* _Figure collection entries_:
☆ ☆ ☆ ☆
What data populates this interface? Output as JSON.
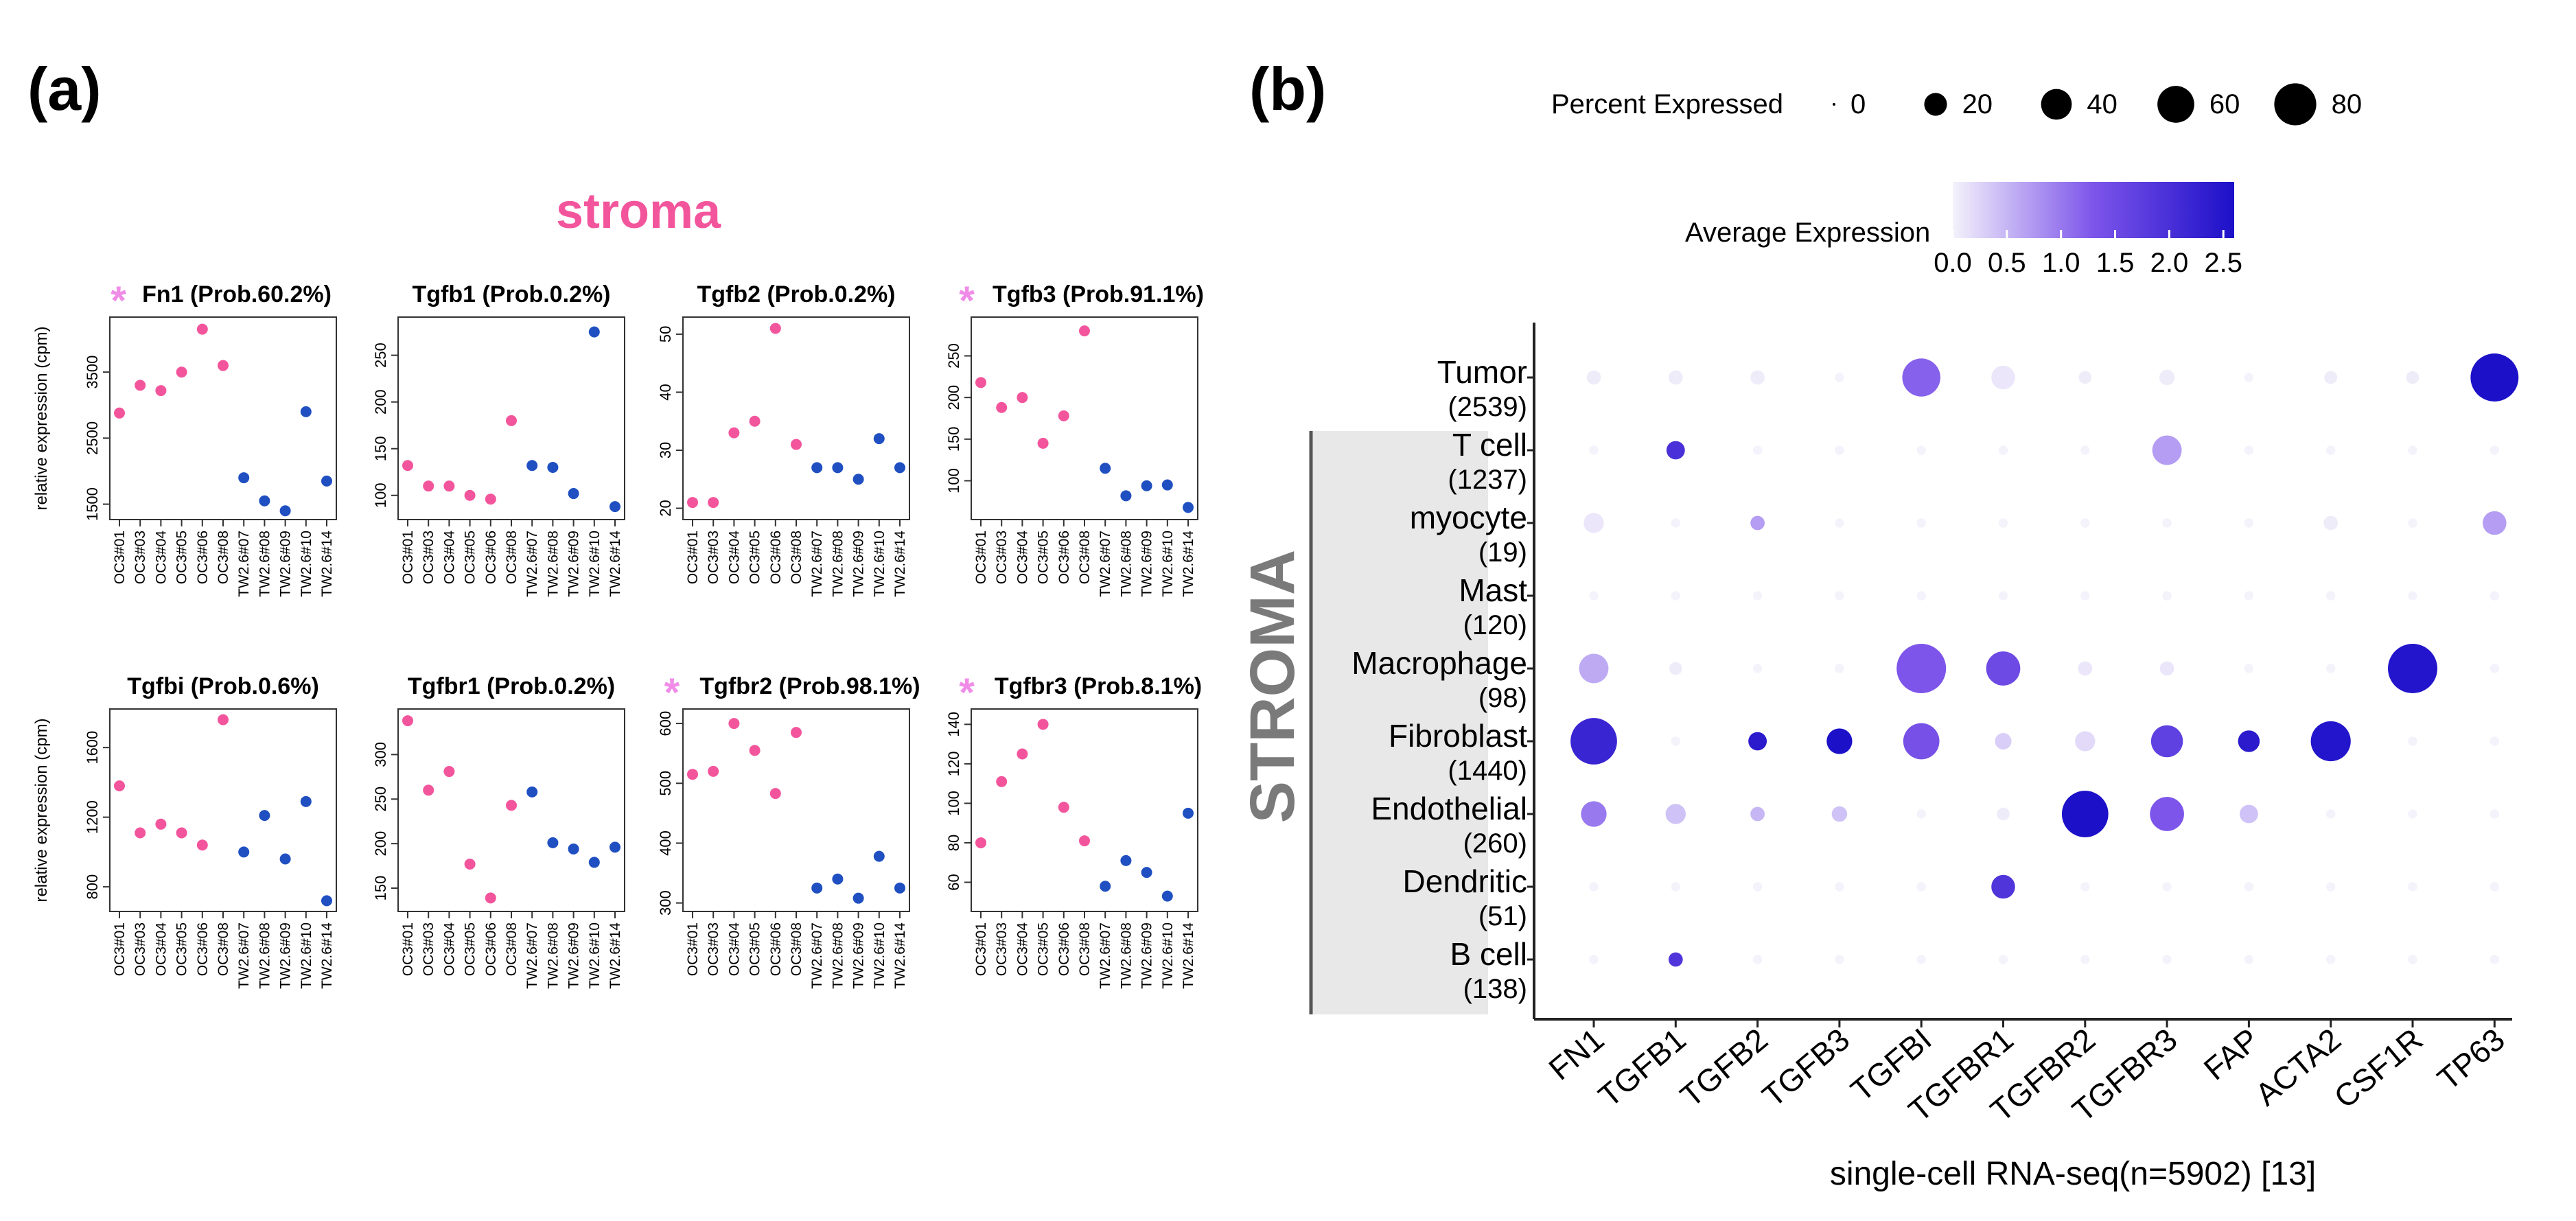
{
  "panel_labels": {
    "a": "(a)",
    "b": "(b)"
  },
  "colors": {
    "pink": "#f3559c",
    "blue": "#1f4fc1",
    "star": "#f08ce8",
    "dot_low": "#ece9f7",
    "dot_high": "#1c10c8",
    "band": "#e8e8e8"
  },
  "panel_a": {
    "title": "stroma",
    "ylabel": "relative expression (cpm)",
    "samples": [
      "OC3#01",
      "OC3#03",
      "OC3#04",
      "OC3#05",
      "OC3#06",
      "OC3#08",
      "TW2.6#07",
      "TW2.6#08",
      "TW2.6#09",
      "TW2.6#10",
      "TW2.6#14"
    ],
    "star": "*"
  },
  "chart_data": [
    {
      "type": "scatter",
      "name": "Fn1",
      "title": "Fn1 (Prob.60.2%)",
      "starred": true,
      "ylabel": "relative expression (cpm)",
      "categories": [
        "OC3#01",
        "OC3#03",
        "OC3#04",
        "OC3#05",
        "OC3#06",
        "OC3#08",
        "TW2.6#07",
        "TW2.6#08",
        "TW2.6#09",
        "TW2.6#10",
        "TW2.6#14"
      ],
      "values": [
        2880,
        3300,
        3220,
        3500,
        4150,
        3600,
        1900,
        1550,
        1400,
        2900,
        1850
      ],
      "groups": [
        "OC3",
        "OC3",
        "OC3",
        "OC3",
        "OC3",
        "OC3",
        "TW2.6",
        "TW2.6",
        "TW2.6",
        "TW2.6",
        "TW2.6"
      ],
      "yticks": [
        1500,
        2500,
        3500
      ],
      "ylim": [
        1350,
        4250
      ]
    },
    {
      "type": "scatter",
      "name": "Tgfb1",
      "title": "Tgfb1 (Prob.0.2%)",
      "starred": false,
      "categories": [
        "OC3#01",
        "OC3#03",
        "OC3#04",
        "OC3#05",
        "OC3#06",
        "OC3#08",
        "TW2.6#07",
        "TW2.6#08",
        "TW2.6#09",
        "TW2.6#10",
        "TW2.6#14"
      ],
      "values": [
        132,
        110,
        110,
        100,
        96,
        180,
        132,
        130,
        102,
        275,
        88
      ],
      "groups": [
        "OC3",
        "OC3",
        "OC3",
        "OC3",
        "OC3",
        "OC3",
        "TW2.6",
        "TW2.6",
        "TW2.6",
        "TW2.6",
        "TW2.6"
      ],
      "yticks": [
        100,
        150,
        200,
        250
      ],
      "ylim": [
        80,
        285
      ]
    },
    {
      "type": "scatter",
      "name": "Tgfb2",
      "title": "Tgfb2 (Prob.0.2%)",
      "starred": false,
      "categories": [
        "OC3#01",
        "OC3#03",
        "OC3#04",
        "OC3#05",
        "OC3#06",
        "OC3#08",
        "TW2.6#07",
        "TW2.6#08",
        "TW2.6#09",
        "TW2.6#10",
        "TW2.6#14"
      ],
      "values": [
        21,
        21,
        33,
        35,
        51,
        31,
        27,
        27,
        25,
        32,
        27
      ],
      "groups": [
        "OC3",
        "OC3",
        "OC3",
        "OC3",
        "OC3",
        "OC3",
        "TW2.6",
        "TW2.6",
        "TW2.6",
        "TW2.6",
        "TW2.6"
      ],
      "yticks": [
        20,
        30,
        40,
        50
      ],
      "ylim": [
        19,
        52
      ]
    },
    {
      "type": "scatter",
      "name": "Tgfb3",
      "title": "Tgfb3 (Prob.91.1%)",
      "starred": true,
      "categories": [
        "OC3#01",
        "OC3#03",
        "OC3#04",
        "OC3#05",
        "OC3#06",
        "OC3#08",
        "TW2.6#07",
        "TW2.6#08",
        "TW2.6#09",
        "TW2.6#10",
        "TW2.6#14"
      ],
      "values": [
        218,
        188,
        200,
        145,
        178,
        280,
        115,
        82,
        94,
        95,
        68
      ],
      "groups": [
        "OC3",
        "OC3",
        "OC3",
        "OC3",
        "OC3",
        "OC3",
        "TW2.6",
        "TW2.6",
        "TW2.6",
        "TW2.6",
        "TW2.6"
      ],
      "yticks": [
        100,
        150,
        200,
        250
      ],
      "ylim": [
        60,
        290
      ]
    },
    {
      "type": "scatter",
      "name": "Tgfbi",
      "title": "Tgfbi (Prob.0.6%)",
      "starred": false,
      "ylabel": "relative expression (cpm)",
      "categories": [
        "OC3#01",
        "OC3#03",
        "OC3#04",
        "OC3#05",
        "OC3#06",
        "OC3#08",
        "TW2.6#07",
        "TW2.6#08",
        "TW2.6#09",
        "TW2.6#10",
        "TW2.6#14"
      ],
      "values": [
        1380,
        1110,
        1160,
        1110,
        1040,
        1760,
        1000,
        1210,
        960,
        1290,
        720
      ],
      "groups": [
        "OC3",
        "OC3",
        "OC3",
        "OC3",
        "OC3",
        "OC3",
        "TW2.6",
        "TW2.6",
        "TW2.6",
        "TW2.6",
        "TW2.6"
      ],
      "yticks": [
        800,
        1200,
        1600
      ],
      "ylim": [
        690,
        1790
      ]
    },
    {
      "type": "scatter",
      "name": "Tgfbr1",
      "title": "Tgfbr1 (Prob.0.2%)",
      "starred": false,
      "categories": [
        "OC3#01",
        "OC3#03",
        "OC3#04",
        "OC3#05",
        "OC3#06",
        "OC3#08",
        "TW2.6#07",
        "TW2.6#08",
        "TW2.6#09",
        "TW2.6#10",
        "TW2.6#14"
      ],
      "values": [
        338,
        260,
        281,
        177,
        139,
        243,
        258,
        201,
        194,
        179,
        196
      ],
      "groups": [
        "OC3",
        "OC3",
        "OC3",
        "OC3",
        "OC3",
        "OC3",
        "TW2.6",
        "TW2.6",
        "TW2.6",
        "TW2.6",
        "TW2.6"
      ],
      "yticks": [
        150,
        200,
        250,
        300
      ],
      "ylim": [
        130,
        345
      ]
    },
    {
      "type": "scatter",
      "name": "Tgfbr2",
      "title": "Tgfbr2 (Prob.98.1%)",
      "starred": true,
      "categories": [
        "OC3#01",
        "OC3#03",
        "OC3#04",
        "OC3#05",
        "OC3#06",
        "OC3#08",
        "TW2.6#07",
        "TW2.6#08",
        "TW2.6#09",
        "TW2.6#10",
        "TW2.6#14"
      ],
      "values": [
        515,
        520,
        600,
        555,
        483,
        585,
        325,
        340,
        308,
        378,
        325
      ],
      "groups": [
        "OC3",
        "OC3",
        "OC3",
        "OC3",
        "OC3",
        "OC3",
        "TW2.6",
        "TW2.6",
        "TW2.6",
        "TW2.6",
        "TW2.6"
      ],
      "yticks": [
        300,
        400,
        500,
        600
      ],
      "ylim": [
        295,
        615
      ]
    },
    {
      "type": "scatter",
      "name": "Tgfbr3",
      "title": "Tgfbr3 (Prob.8.1%)",
      "starred": true,
      "categories": [
        "OC3#01",
        "OC3#03",
        "OC3#04",
        "OC3#05",
        "OC3#06",
        "OC3#08",
        "TW2.6#07",
        "TW2.6#08",
        "TW2.6#09",
        "TW2.6#10",
        "TW2.6#14"
      ],
      "values": [
        80,
        111,
        125,
        140,
        98,
        81,
        58,
        71,
        65,
        53,
        95
      ],
      "groups": [
        "OC3",
        "OC3",
        "OC3",
        "OC3",
        "OC3",
        "OC3",
        "TW2.6",
        "TW2.6",
        "TW2.6",
        "TW2.6",
        "TW2.6"
      ],
      "yticks": [
        60,
        80,
        100,
        120,
        140
      ],
      "ylim": [
        48,
        145
      ]
    },
    {
      "type": "dotplot",
      "name": "single-cell",
      "xlabel": "single-cell RNA-seq(n=5902) [13]",
      "group_label": "STROMA",
      "genes": [
        "FN1",
        "TGFB1",
        "TGFB2",
        "TGFB3",
        "TGFBI",
        "TGFBR1",
        "TGFBR2",
        "TGFBR3",
        "FAP",
        "ACTA2",
        "CSF1R",
        "TP63"
      ],
      "cell_types": [
        {
          "name": "Tumor",
          "n": "(2539)"
        },
        {
          "name": "T cell",
          "n": "(1237)"
        },
        {
          "name": "myocyte",
          "n": "(19)"
        },
        {
          "name": "Mast",
          "n": "(120)"
        },
        {
          "name": "Macrophage",
          "n": "(98)"
        },
        {
          "name": "Fibroblast",
          "n": "(1440)"
        },
        {
          "name": "Endothelial",
          "n": "(260)"
        },
        {
          "name": "Dendritic",
          "n": "(51)"
        },
        {
          "name": "B cell",
          "n": "(138)"
        }
      ],
      "percent_expressed": [
        [
          4,
          4,
          4,
          1,
          45,
          15,
          3,
          5,
          1,
          3,
          3,
          75
        ],
        [
          1,
          8,
          1,
          1,
          1,
          1,
          1,
          25,
          1,
          1,
          1,
          1
        ],
        [
          10,
          1,
          4,
          1,
          1,
          1,
          1,
          1,
          1,
          4,
          1,
          15
        ],
        [
          1,
          1,
          1,
          1,
          1,
          1,
          1,
          1,
          1,
          1,
          1,
          1
        ],
        [
          25,
          3,
          1,
          1,
          80,
          35,
          4,
          4,
          1,
          1,
          80,
          1
        ],
        [
          70,
          1,
          8,
          18,
          40,
          6,
          10,
          30,
          12,
          50,
          1,
          1
        ],
        [
          18,
          10,
          4,
          5,
          1,
          3,
          70,
          35,
          8,
          1,
          1,
          1
        ],
        [
          1,
          1,
          1,
          1,
          1,
          15,
          1,
          1,
          1,
          1,
          1,
          1
        ],
        [
          1,
          4,
          1,
          1,
          1,
          1,
          1,
          1,
          1,
          1,
          1,
          1
        ]
      ],
      "average_expression": [
        [
          0.05,
          0.05,
          0.05,
          0,
          1.2,
          0.1,
          0.05,
          0.05,
          0,
          0.05,
          0.05,
          2.6
        ],
        [
          0,
          2.0,
          0,
          0,
          0,
          0,
          0,
          0.7,
          0,
          0,
          0,
          0
        ],
        [
          0.1,
          0,
          0.7,
          0,
          0,
          0,
          0,
          0,
          0,
          0.05,
          0,
          0.7
        ],
        [
          0,
          0,
          0,
          0,
          0,
          0,
          0,
          0,
          0,
          0,
          0,
          0
        ],
        [
          0.6,
          0.05,
          0,
          0,
          1.3,
          1.5,
          0.1,
          0.1,
          0,
          0,
          2.5,
          0
        ],
        [
          2.2,
          0,
          2.4,
          2.6,
          1.4,
          0.3,
          0.2,
          1.7,
          2.4,
          2.5,
          0,
          0
        ],
        [
          1.0,
          0.4,
          0.5,
          0.4,
          0,
          0.05,
          2.6,
          1.3,
          0.4,
          0,
          0,
          0
        ],
        [
          0,
          0,
          0,
          0,
          0,
          1.9,
          0,
          0,
          0,
          0,
          0,
          0
        ],
        [
          0,
          1.9,
          0,
          0,
          0,
          0,
          0,
          0,
          0,
          0,
          0,
          0
        ]
      ],
      "legend": {
        "percent_title": "Percent Expressed",
        "percent_values": [
          0,
          20,
          40,
          60,
          80
        ],
        "avg_title": "Average Expression",
        "avg_ticks": [
          0.0,
          0.5,
          1.0,
          1.5,
          2.0,
          2.5
        ],
        "avg_tick_labels": [
          "0.0",
          "0.5",
          "1.0",
          "1.5",
          "2.0",
          "2.5"
        ],
        "avg_range": [
          0,
          2.6
        ]
      }
    }
  ]
}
☆ ☆ ☆ ☆
* _Your goal_: Copy all lines above where "Prob" is present.

* _Completed exercise_:
      "title": "Fn1 (Prob.60.2%)",
      "title": "Tgfb1 (Prob.0.2%)",
      "title": "Tgfb2 (Prob.0.2%)",
      "title": "Tgfb3 (Prob.91.1%)",
      "title": "Tgfbi (Prob.0.6%)",
      "title": "Tgfbr1 (Prob.0.2%)",
      "title": "Tgfbr2 (Prob.98.1%)",
      "title": "Tgfbr3 (Prob.8.1%)",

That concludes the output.